YOUR TASK » Every line of the records must be repeated exactly; pictures stay out.

++++ RECORDED DATA ++++

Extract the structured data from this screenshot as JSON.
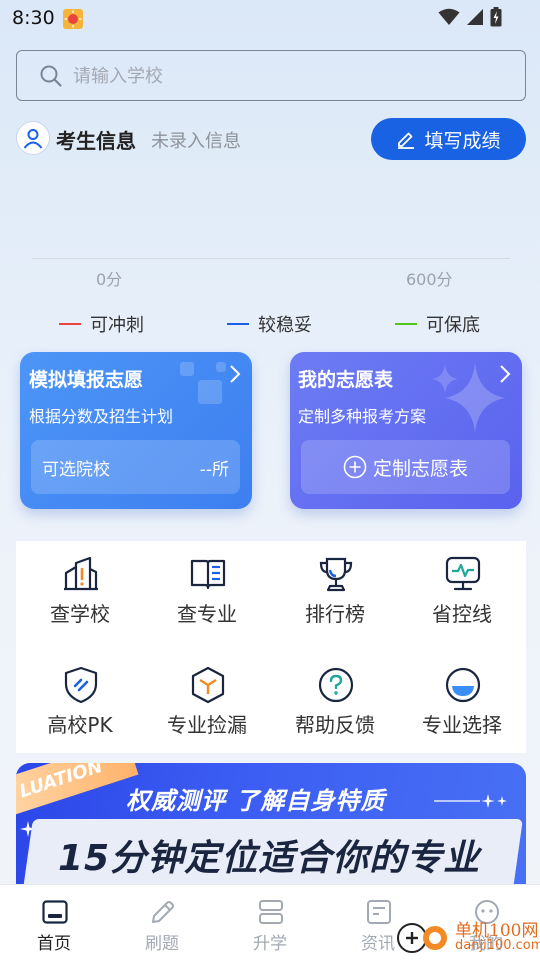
{
  "status_bar": {
    "time": "8:30"
  },
  "search": {
    "placeholder": "请输入学校",
    "value": ""
  },
  "candidate": {
    "title": "考生信息",
    "subtitle": "未录入信息",
    "button_label": "填写成绩"
  },
  "score_scale": {
    "min_label": "0分",
    "max_label": "600分"
  },
  "legend": [
    {
      "label": "可冲刺",
      "color": "#e8453c"
    },
    {
      "label": "较稳妥",
      "color": "#1962e4"
    },
    {
      "label": "可保底",
      "color": "#52c41a"
    }
  ],
  "cards": {
    "left": {
      "title": "模拟填报志愿",
      "subtitle": "根据分数及招生计划",
      "inner_label": "可选院校",
      "inner_value": "--所"
    },
    "right": {
      "title": "我的志愿表",
      "subtitle": "定制多种报考方案",
      "action_label": "定制志愿表"
    }
  },
  "grid": [
    {
      "label": "查学校",
      "icon": "school-building-icon"
    },
    {
      "label": "查专业",
      "icon": "open-book-icon"
    },
    {
      "label": "排行榜",
      "icon": "trophy-icon"
    },
    {
      "label": "省控线",
      "icon": "monitor-pulse-icon"
    },
    {
      "label": "高校PK",
      "icon": "shield-icon"
    },
    {
      "label": "专业捡漏",
      "icon": "cube-icon"
    },
    {
      "label": "帮助反馈",
      "icon": "question-icon"
    },
    {
      "label": "专业选择",
      "icon": "half-circle-icon"
    }
  ],
  "banner": {
    "tag": "LUATION",
    "top_text": "权威测评 了解自身特质",
    "main_text": "15分钟定位适合你的专业"
  },
  "bottom_nav": [
    {
      "label": "首页",
      "icon": "home-icon",
      "active": true
    },
    {
      "label": "刷题",
      "icon": "pencil-icon",
      "active": false
    },
    {
      "label": "升学",
      "icon": "stack-icon",
      "active": false
    },
    {
      "label": "资讯",
      "icon": "news-icon",
      "active": false
    },
    {
      "label": "我的",
      "icon": "smiley-icon",
      "active": false
    }
  ],
  "watermark": {
    "line1": "单机100网",
    "line2": "danji100.com"
  },
  "colors": {
    "primary": "#1962e4",
    "card_left": "#4589f5",
    "card_right": "#636ff1",
    "icon_blue": "#1962e4",
    "icon_orange": "#f28a26",
    "icon_green": "#1fa89a"
  }
}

++++

RESULT BELOW »
Extract the structured data from this screenshot as JSON.
{
  "status_bar": {
    "time": "8:30"
  },
  "search": {
    "placeholder": "请输入学校",
    "value": ""
  },
  "candidate": {
    "title": "考生信息",
    "subtitle": "未录入信息",
    "button_label": "填写成绩"
  },
  "score_scale": {
    "min_label": "0分",
    "max_label": "600分"
  },
  "legend": [
    {
      "label": "可冲刺",
      "color": "#e8453c"
    },
    {
      "label": "较稳妥",
      "color": "#1962e4"
    },
    {
      "label": "可保底",
      "color": "#52c41a"
    }
  ],
  "cards": {
    "left": {
      "title": "模拟填报志愿",
      "subtitle": "根据分数及招生计划",
      "inner_label": "可选院校",
      "inner_value": "--所"
    },
    "right": {
      "title": "我的志愿表",
      "subtitle": "定制多种报考方案",
      "action_label": "定制志愿表"
    }
  },
  "grid": [
    {
      "label": "查学校",
      "icon": "school-building-icon"
    },
    {
      "label": "查专业",
      "icon": "open-book-icon"
    },
    {
      "label": "排行榜",
      "icon": "trophy-icon"
    },
    {
      "label": "省控线",
      "icon": "monitor-pulse-icon"
    },
    {
      "label": "高校PK",
      "icon": "shield-icon"
    },
    {
      "label": "专业捡漏",
      "icon": "cube-icon"
    },
    {
      "label": "帮助反馈",
      "icon": "question-icon"
    },
    {
      "label": "专业选择",
      "icon": "half-circle-icon"
    }
  ],
  "banner": {
    "tag": "LUATION",
    "top_text": "权威测评 了解自身特质",
    "main_text": "15分钟定位适合你的专业"
  },
  "bottom_nav": [
    {
      "label": "首页",
      "icon": "home-icon",
      "active": true
    },
    {
      "label": "刷题",
      "icon": "pencil-icon",
      "active": false
    },
    {
      "label": "升学",
      "icon": "stack-icon",
      "active": false
    },
    {
      "label": "资讯",
      "icon": "news-icon",
      "active": false
    },
    {
      "label": "我的",
      "icon": "smiley-icon",
      "active": false
    }
  ],
  "watermark": {
    "line1": "单机100网",
    "line2": "danji100.com"
  },
  "colors": {
    "primary": "#1962e4",
    "card_left": "#4589f5",
    "card_right": "#636ff1",
    "icon_blue": "#1962e4",
    "icon_orange": "#f28a26",
    "icon_green": "#1fa89a"
  }
}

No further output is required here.